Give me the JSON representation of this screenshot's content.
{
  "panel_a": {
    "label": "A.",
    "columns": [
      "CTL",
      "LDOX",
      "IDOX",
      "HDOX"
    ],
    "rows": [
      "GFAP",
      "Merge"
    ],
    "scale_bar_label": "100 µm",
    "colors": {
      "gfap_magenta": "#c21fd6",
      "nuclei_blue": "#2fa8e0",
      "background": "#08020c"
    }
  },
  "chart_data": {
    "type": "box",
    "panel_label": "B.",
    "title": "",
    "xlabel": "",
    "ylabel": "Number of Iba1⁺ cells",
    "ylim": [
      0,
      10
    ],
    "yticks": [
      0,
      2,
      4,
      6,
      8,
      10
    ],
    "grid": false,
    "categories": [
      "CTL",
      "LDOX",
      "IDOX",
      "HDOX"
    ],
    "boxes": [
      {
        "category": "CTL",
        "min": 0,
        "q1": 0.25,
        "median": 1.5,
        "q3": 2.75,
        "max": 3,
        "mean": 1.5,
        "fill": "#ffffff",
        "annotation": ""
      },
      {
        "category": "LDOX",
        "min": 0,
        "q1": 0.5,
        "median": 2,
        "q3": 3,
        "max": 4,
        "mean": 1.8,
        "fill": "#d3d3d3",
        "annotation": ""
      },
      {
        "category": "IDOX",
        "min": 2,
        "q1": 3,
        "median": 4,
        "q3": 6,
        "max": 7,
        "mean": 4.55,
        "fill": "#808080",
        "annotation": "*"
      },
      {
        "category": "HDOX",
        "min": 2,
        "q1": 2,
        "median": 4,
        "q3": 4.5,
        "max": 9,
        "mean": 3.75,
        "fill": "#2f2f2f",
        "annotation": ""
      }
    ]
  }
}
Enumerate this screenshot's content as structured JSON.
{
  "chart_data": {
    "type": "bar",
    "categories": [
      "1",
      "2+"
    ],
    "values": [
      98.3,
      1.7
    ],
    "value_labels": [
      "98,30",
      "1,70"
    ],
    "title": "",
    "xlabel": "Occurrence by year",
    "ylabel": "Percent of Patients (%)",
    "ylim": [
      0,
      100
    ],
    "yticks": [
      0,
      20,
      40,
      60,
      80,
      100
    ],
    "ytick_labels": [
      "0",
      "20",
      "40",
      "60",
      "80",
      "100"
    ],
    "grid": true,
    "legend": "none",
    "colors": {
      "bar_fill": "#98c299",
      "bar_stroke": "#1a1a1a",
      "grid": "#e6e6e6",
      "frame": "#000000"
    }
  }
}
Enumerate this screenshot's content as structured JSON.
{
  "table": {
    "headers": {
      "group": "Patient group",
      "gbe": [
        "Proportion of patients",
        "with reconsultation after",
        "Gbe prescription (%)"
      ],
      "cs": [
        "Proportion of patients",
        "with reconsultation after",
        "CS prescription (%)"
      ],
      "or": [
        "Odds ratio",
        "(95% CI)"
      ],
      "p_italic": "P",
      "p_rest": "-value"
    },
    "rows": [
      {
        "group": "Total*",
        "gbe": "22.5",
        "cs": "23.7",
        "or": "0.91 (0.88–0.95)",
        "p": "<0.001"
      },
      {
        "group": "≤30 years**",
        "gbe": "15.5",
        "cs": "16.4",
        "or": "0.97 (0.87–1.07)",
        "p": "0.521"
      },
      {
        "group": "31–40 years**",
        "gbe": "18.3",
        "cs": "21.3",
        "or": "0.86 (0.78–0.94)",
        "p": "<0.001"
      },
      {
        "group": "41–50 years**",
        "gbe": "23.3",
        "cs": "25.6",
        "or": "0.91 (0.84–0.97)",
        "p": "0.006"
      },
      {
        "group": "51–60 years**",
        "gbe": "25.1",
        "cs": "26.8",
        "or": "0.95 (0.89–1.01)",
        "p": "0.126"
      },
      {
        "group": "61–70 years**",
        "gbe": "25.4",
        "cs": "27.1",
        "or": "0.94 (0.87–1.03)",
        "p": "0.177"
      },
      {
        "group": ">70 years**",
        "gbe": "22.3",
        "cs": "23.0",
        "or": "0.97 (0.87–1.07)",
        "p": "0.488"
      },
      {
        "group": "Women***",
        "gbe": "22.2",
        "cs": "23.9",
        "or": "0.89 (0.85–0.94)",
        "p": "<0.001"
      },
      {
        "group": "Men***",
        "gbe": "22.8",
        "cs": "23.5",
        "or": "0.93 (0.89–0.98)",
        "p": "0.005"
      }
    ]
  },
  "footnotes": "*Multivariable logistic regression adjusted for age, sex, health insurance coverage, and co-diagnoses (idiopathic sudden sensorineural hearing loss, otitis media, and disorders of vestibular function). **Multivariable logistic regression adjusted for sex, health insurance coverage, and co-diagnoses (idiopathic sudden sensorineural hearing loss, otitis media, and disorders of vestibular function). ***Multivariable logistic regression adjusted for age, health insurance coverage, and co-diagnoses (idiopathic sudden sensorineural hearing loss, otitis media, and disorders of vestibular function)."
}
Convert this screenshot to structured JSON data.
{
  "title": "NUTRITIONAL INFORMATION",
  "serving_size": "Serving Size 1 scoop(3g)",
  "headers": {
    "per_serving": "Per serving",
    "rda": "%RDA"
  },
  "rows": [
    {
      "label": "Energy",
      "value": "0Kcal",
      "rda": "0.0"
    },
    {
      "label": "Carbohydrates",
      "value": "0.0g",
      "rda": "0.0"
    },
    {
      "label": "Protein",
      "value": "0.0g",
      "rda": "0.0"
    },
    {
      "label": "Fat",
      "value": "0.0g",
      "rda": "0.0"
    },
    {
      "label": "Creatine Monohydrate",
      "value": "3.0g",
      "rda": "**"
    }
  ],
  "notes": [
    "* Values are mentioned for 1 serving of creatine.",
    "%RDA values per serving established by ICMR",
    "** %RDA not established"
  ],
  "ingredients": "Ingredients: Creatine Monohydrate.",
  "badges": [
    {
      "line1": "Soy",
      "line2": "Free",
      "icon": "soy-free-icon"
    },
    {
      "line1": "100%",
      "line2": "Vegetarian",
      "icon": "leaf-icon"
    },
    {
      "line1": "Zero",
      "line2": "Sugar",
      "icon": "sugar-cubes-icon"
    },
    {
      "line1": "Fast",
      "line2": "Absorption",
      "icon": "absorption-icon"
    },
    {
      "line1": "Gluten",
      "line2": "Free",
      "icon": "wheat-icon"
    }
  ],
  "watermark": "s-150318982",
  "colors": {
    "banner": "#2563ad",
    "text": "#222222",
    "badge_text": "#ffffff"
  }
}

####################

Where the word "established" appears in a line of the entries above, count that line; give only the number.

→ Solution for this exercise
2